• **Exercise directions**
Wherever "title" turns up in a line of the entries below, that line counts. Say how many such lines there are, with no other words.

+---+

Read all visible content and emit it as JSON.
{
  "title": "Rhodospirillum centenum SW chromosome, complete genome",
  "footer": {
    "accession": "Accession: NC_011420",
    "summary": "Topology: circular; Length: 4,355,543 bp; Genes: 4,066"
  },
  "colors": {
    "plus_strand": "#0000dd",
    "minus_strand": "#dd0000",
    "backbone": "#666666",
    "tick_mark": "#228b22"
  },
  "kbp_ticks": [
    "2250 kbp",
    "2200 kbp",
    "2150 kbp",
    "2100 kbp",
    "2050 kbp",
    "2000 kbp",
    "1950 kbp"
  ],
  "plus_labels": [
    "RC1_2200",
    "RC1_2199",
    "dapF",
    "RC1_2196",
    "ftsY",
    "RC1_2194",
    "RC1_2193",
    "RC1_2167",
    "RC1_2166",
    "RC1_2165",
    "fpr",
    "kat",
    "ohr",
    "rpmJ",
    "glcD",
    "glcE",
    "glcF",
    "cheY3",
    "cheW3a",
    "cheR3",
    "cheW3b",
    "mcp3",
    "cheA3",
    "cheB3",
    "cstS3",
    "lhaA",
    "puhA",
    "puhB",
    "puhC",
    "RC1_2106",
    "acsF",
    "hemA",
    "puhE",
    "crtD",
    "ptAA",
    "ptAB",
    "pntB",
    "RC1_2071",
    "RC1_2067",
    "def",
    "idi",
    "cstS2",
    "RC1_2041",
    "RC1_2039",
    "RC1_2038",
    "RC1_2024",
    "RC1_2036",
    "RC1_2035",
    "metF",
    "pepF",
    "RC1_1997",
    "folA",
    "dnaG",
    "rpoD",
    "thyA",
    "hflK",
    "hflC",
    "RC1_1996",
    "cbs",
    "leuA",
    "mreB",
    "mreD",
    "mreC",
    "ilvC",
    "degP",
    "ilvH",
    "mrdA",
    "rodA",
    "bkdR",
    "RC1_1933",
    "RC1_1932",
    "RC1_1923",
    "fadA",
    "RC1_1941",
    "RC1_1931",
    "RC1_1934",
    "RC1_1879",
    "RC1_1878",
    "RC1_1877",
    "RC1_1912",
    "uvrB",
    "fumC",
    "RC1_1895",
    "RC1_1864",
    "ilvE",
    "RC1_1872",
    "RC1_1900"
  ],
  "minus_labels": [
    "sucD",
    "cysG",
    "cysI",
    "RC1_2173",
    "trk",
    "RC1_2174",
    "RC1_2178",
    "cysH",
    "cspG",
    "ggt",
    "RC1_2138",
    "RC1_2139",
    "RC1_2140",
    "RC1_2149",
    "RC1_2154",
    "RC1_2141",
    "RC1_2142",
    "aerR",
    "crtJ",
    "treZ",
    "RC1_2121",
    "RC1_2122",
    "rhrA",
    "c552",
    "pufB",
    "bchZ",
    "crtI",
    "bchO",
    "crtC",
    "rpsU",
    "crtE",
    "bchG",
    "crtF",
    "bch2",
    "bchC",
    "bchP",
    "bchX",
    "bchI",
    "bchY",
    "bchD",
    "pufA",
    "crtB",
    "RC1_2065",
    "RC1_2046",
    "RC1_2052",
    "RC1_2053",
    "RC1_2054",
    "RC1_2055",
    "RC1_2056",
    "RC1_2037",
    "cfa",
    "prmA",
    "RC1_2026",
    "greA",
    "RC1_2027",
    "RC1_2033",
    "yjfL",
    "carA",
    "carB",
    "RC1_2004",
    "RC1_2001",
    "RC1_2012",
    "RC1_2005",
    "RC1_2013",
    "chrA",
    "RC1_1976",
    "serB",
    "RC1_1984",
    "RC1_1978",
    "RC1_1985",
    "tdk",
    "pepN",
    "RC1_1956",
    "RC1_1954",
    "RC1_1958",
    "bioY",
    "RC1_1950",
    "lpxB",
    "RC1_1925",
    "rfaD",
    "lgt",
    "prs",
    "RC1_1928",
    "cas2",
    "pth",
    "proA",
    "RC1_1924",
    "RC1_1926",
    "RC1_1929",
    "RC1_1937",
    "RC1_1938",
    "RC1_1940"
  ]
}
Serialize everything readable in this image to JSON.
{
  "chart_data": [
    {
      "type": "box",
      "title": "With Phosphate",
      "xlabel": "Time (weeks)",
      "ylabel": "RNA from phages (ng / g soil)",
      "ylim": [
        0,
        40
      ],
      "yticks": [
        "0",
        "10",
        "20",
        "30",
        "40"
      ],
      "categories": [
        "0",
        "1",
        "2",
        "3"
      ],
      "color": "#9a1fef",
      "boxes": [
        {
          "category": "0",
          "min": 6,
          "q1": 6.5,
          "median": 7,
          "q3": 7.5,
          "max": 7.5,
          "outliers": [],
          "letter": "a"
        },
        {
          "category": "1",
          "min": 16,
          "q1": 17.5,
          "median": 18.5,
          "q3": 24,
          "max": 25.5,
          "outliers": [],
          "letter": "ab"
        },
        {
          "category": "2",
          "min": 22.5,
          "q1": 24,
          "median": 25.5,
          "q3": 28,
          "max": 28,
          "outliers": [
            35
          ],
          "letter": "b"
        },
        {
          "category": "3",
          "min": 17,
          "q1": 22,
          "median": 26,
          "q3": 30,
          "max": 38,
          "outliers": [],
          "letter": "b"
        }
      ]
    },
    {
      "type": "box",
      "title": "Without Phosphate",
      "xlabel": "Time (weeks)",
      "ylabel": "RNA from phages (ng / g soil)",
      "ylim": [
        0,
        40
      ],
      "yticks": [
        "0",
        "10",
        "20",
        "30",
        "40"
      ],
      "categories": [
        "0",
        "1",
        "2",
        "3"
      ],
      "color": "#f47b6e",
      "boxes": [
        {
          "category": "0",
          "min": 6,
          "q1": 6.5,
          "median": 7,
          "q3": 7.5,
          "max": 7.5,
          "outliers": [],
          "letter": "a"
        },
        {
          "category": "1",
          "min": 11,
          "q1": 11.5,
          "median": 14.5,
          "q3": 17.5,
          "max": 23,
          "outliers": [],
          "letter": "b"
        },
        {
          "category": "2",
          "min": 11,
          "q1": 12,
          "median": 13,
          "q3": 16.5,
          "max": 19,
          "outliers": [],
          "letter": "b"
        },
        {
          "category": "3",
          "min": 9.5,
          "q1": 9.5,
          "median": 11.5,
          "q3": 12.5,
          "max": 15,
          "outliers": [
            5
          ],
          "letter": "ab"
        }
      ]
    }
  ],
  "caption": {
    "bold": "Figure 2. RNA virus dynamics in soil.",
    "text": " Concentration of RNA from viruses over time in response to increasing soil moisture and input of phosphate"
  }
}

+---+

• **Output**
3